# [Aim]
Copy nothing but the text: repeat each entry exactly and drop the images.
----- Data supplied -----
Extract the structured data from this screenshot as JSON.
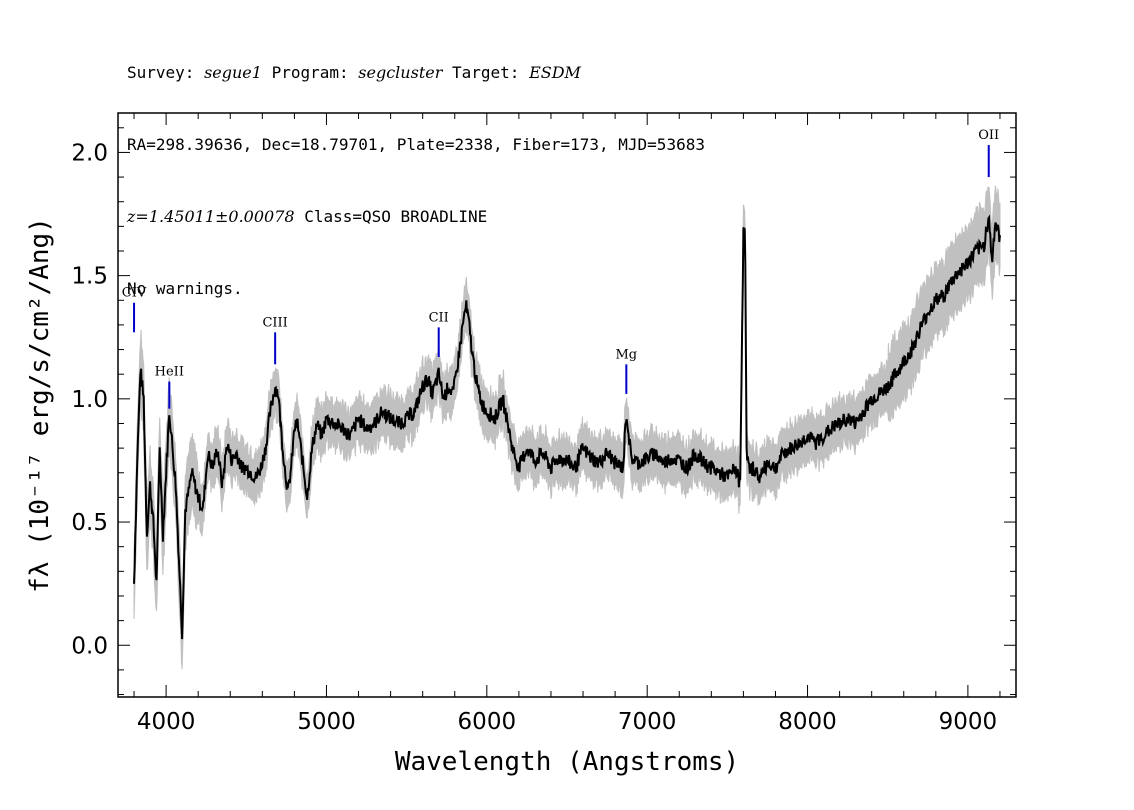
{
  "header": {
    "survey_label": "Survey:",
    "survey": "segue1",
    "program_label": "Program:",
    "program": "segcluster",
    "target_label": "Target:",
    "target": "ESDM",
    "line2": "RA=298.39636, Dec=18.79701, Plate=2338, Fiber=173, MJD=53683",
    "redshift": "z=1.45011±0.00078",
    "class": "Class=QSO BROADLINE",
    "warnings": "No warnings."
  },
  "chart_data": {
    "type": "line",
    "xlabel": "Wavelength (Angstroms)",
    "ylabel": "fλ (10⁻¹⁷ erg/s/cm²/Ang)",
    "xlim": [
      3700,
      9300
    ],
    "ylim": [
      -0.21,
      2.16
    ],
    "xticks": [
      4000,
      5000,
      6000,
      7000,
      8000,
      9000
    ],
    "yticks": [
      "0.0",
      "0.5",
      "1.0",
      "1.5",
      "2.0"
    ],
    "grid": false,
    "colors": {
      "error_band": "#c0c0c0",
      "spectrum": "#000000",
      "line_markers": "#0000cc"
    },
    "emission_lines": [
      {
        "name": "CIV",
        "wavelength": 3800,
        "flux_top": 1.39,
        "flux_bottom": 1.27
      },
      {
        "name": "HeII",
        "wavelength": 4020,
        "flux_top": 1.07,
        "flux_bottom": 0.96
      },
      {
        "name": "CIII",
        "wavelength": 4680,
        "flux_top": 1.27,
        "flux_bottom": 1.14
      },
      {
        "name": "CII",
        "wavelength": 5700,
        "flux_top": 1.29,
        "flux_bottom": 1.17
      },
      {
        "name": "Mg",
        "wavelength": 6870,
        "flux_top": 1.14,
        "flux_bottom": 1.02
      },
      {
        "name": "OII",
        "wavelength": 9130,
        "flux_top": 2.03,
        "flux_bottom": 1.9
      }
    ],
    "series": [
      {
        "x": [
          3800,
          3820,
          3840,
          3860,
          3880,
          3900,
          3920,
          3940,
          3960,
          3980,
          4000,
          4020,
          4040,
          4060,
          4080,
          4100,
          4120,
          4140,
          4160,
          4180,
          4200,
          4230,
          4260,
          4290,
          4320,
          4350,
          4380,
          4410,
          4440,
          4470,
          4500,
          4530,
          4560,
          4590,
          4620,
          4650,
          4680,
          4700,
          4720,
          4740,
          4760,
          4780,
          4800,
          4820,
          4850,
          4880,
          4910,
          4940,
          4970,
          5000,
          5050,
          5100,
          5150,
          5200,
          5250,
          5300,
          5350,
          5400,
          5450,
          5500,
          5550,
          5600,
          5630,
          5660,
          5700,
          5730,
          5760,
          5790,
          5820,
          5850,
          5870,
          5890,
          5910,
          5940,
          5970,
          6000,
          6050,
          6100,
          6130,
          6160,
          6200,
          6250,
          6300,
          6350,
          6400,
          6450,
          6500,
          6550,
          6600,
          6650,
          6700,
          6750,
          6800,
          6850,
          6870,
          6900,
          6950,
          7000,
          7050,
          7100,
          7150,
          7200,
          7250,
          7300,
          7350,
          7400,
          7450,
          7500,
          7550,
          7580,
          7600,
          7610,
          7620,
          7640,
          7660,
          7700,
          7750,
          7800,
          7850,
          7900,
          7950,
          8000,
          8050,
          8100,
          8150,
          8200,
          8250,
          8300,
          8350,
          8400,
          8450,
          8500,
          8550,
          8600,
          8650,
          8700,
          8750,
          8800,
          8850,
          8900,
          8950,
          9000,
          9050,
          9100,
          9130,
          9150,
          9170,
          9200
        ],
        "y": [
          0.25,
          0.75,
          1.12,
          1.0,
          0.45,
          0.65,
          0.5,
          0.25,
          0.8,
          0.45,
          0.7,
          0.95,
          0.8,
          0.65,
          0.35,
          0.05,
          0.55,
          0.62,
          0.7,
          0.65,
          0.6,
          0.55,
          0.78,
          0.72,
          0.8,
          0.65,
          0.82,
          0.75,
          0.78,
          0.72,
          0.72,
          0.7,
          0.68,
          0.72,
          0.8,
          0.95,
          1.05,
          1.02,
          0.85,
          0.72,
          0.62,
          0.72,
          0.88,
          0.9,
          0.75,
          0.6,
          0.8,
          0.9,
          0.85,
          0.92,
          0.9,
          0.88,
          0.85,
          0.92,
          0.88,
          0.9,
          0.95,
          0.92,
          0.9,
          0.92,
          0.95,
          1.05,
          1.08,
          1.02,
          1.1,
          1.0,
          1.05,
          1.02,
          1.15,
          1.3,
          1.38,
          1.3,
          1.18,
          1.05,
          0.98,
          0.95,
          0.92,
          1.0,
          0.9,
          0.8,
          0.72,
          0.8,
          0.75,
          0.78,
          0.72,
          0.76,
          0.75,
          0.72,
          0.8,
          0.76,
          0.74,
          0.78,
          0.74,
          0.72,
          0.95,
          0.76,
          0.74,
          0.76,
          0.78,
          0.74,
          0.76,
          0.75,
          0.72,
          0.78,
          0.74,
          0.72,
          0.7,
          0.68,
          0.72,
          0.65,
          1.7,
          1.72,
          0.78,
          0.7,
          0.72,
          0.68,
          0.74,
          0.72,
          0.78,
          0.8,
          0.82,
          0.85,
          0.82,
          0.85,
          0.88,
          0.9,
          0.92,
          0.9,
          0.95,
          1.0,
          1.02,
          1.05,
          1.1,
          1.15,
          1.2,
          1.28,
          1.35,
          1.4,
          1.42,
          1.48,
          1.52,
          1.55,
          1.6,
          1.62,
          1.75,
          1.55,
          1.72,
          1.65
        ]
      }
    ]
  }
}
-----
# [Solution]
Extract the structured data from this screenshot as JSON.
{
  "header": {
    "survey_label": "Survey:",
    "survey": "segue1",
    "program_label": "Program:",
    "program": "segcluster",
    "target_label": "Target:",
    "target": "ESDM",
    "line2": "RA=298.39636, Dec=18.79701, Plate=2338, Fiber=173, MJD=53683",
    "redshift": "z=1.45011±0.00078",
    "class": "Class=QSO BROADLINE",
    "warnings": "No warnings."
  },
  "chart_data": {
    "type": "line",
    "xlabel": "Wavelength (Angstroms)",
    "ylabel": "fλ (10⁻¹⁷ erg/s/cm²/Ang)",
    "xlim": [
      3700,
      9300
    ],
    "ylim": [
      -0.21,
      2.16
    ],
    "xticks": [
      4000,
      5000,
      6000,
      7000,
      8000,
      9000
    ],
    "yticks": [
      "0.0",
      "0.5",
      "1.0",
      "1.5",
      "2.0"
    ],
    "grid": false,
    "colors": {
      "error_band": "#c0c0c0",
      "spectrum": "#000000",
      "line_markers": "#0000cc"
    },
    "emission_lines": [
      {
        "name": "CIV",
        "wavelength": 3800,
        "flux_top": 1.39,
        "flux_bottom": 1.27
      },
      {
        "name": "HeII",
        "wavelength": 4020,
        "flux_top": 1.07,
        "flux_bottom": 0.96
      },
      {
        "name": "CIII",
        "wavelength": 4680,
        "flux_top": 1.27,
        "flux_bottom": 1.14
      },
      {
        "name": "CII",
        "wavelength": 5700,
        "flux_top": 1.29,
        "flux_bottom": 1.17
      },
      {
        "name": "Mg",
        "wavelength": 6870,
        "flux_top": 1.14,
        "flux_bottom": 1.02
      },
      {
        "name": "OII",
        "wavelength": 9130,
        "flux_top": 2.03,
        "flux_bottom": 1.9
      }
    ],
    "series": [
      {
        "x": [
          3800,
          3820,
          3840,
          3860,
          3880,
          3900,
          3920,
          3940,
          3960,
          3980,
          4000,
          4020,
          4040,
          4060,
          4080,
          4100,
          4120,
          4140,
          4160,
          4180,
          4200,
          4230,
          4260,
          4290,
          4320,
          4350,
          4380,
          4410,
          4440,
          4470,
          4500,
          4530,
          4560,
          4590,
          4620,
          4650,
          4680,
          4700,
          4720,
          4740,
          4760,
          4780,
          4800,
          4820,
          4850,
          4880,
          4910,
          4940,
          4970,
          5000,
          5050,
          5100,
          5150,
          5200,
          5250,
          5300,
          5350,
          5400,
          5450,
          5500,
          5550,
          5600,
          5630,
          5660,
          5700,
          5730,
          5760,
          5790,
          5820,
          5850,
          5870,
          5890,
          5910,
          5940,
          5970,
          6000,
          6050,
          6100,
          6130,
          6160,
          6200,
          6250,
          6300,
          6350,
          6400,
          6450,
          6500,
          6550,
          6600,
          6650,
          6700,
          6750,
          6800,
          6850,
          6870,
          6900,
          6950,
          7000,
          7050,
          7100,
          7150,
          7200,
          7250,
          7300,
          7350,
          7400,
          7450,
          7500,
          7550,
          7580,
          7600,
          7610,
          7620,
          7640,
          7660,
          7700,
          7750,
          7800,
          7850,
          7900,
          7950,
          8000,
          8050,
          8100,
          8150,
          8200,
          8250,
          8300,
          8350,
          8400,
          8450,
          8500,
          8550,
          8600,
          8650,
          8700,
          8750,
          8800,
          8850,
          8900,
          8950,
          9000,
          9050,
          9100,
          9130,
          9150,
          9170,
          9200
        ],
        "y": [
          0.25,
          0.75,
          1.12,
          1.0,
          0.45,
          0.65,
          0.5,
          0.25,
          0.8,
          0.45,
          0.7,
          0.95,
          0.8,
          0.65,
          0.35,
          0.05,
          0.55,
          0.62,
          0.7,
          0.65,
          0.6,
          0.55,
          0.78,
          0.72,
          0.8,
          0.65,
          0.82,
          0.75,
          0.78,
          0.72,
          0.72,
          0.7,
          0.68,
          0.72,
          0.8,
          0.95,
          1.05,
          1.02,
          0.85,
          0.72,
          0.62,
          0.72,
          0.88,
          0.9,
          0.75,
          0.6,
          0.8,
          0.9,
          0.85,
          0.92,
          0.9,
          0.88,
          0.85,
          0.92,
          0.88,
          0.9,
          0.95,
          0.92,
          0.9,
          0.92,
          0.95,
          1.05,
          1.08,
          1.02,
          1.1,
          1.0,
          1.05,
          1.02,
          1.15,
          1.3,
          1.38,
          1.3,
          1.18,
          1.05,
          0.98,
          0.95,
          0.92,
          1.0,
          0.9,
          0.8,
          0.72,
          0.8,
          0.75,
          0.78,
          0.72,
          0.76,
          0.75,
          0.72,
          0.8,
          0.76,
          0.74,
          0.78,
          0.74,
          0.72,
          0.95,
          0.76,
          0.74,
          0.76,
          0.78,
          0.74,
          0.76,
          0.75,
          0.72,
          0.78,
          0.74,
          0.72,
          0.7,
          0.68,
          0.72,
          0.65,
          1.7,
          1.72,
          0.78,
          0.7,
          0.72,
          0.68,
          0.74,
          0.72,
          0.78,
          0.8,
          0.82,
          0.85,
          0.82,
          0.85,
          0.88,
          0.9,
          0.92,
          0.9,
          0.95,
          1.0,
          1.02,
          1.05,
          1.1,
          1.15,
          1.2,
          1.28,
          1.35,
          1.4,
          1.42,
          1.48,
          1.52,
          1.55,
          1.6,
          1.62,
          1.75,
          1.55,
          1.72,
          1.65
        ]
      }
    ]
  }
}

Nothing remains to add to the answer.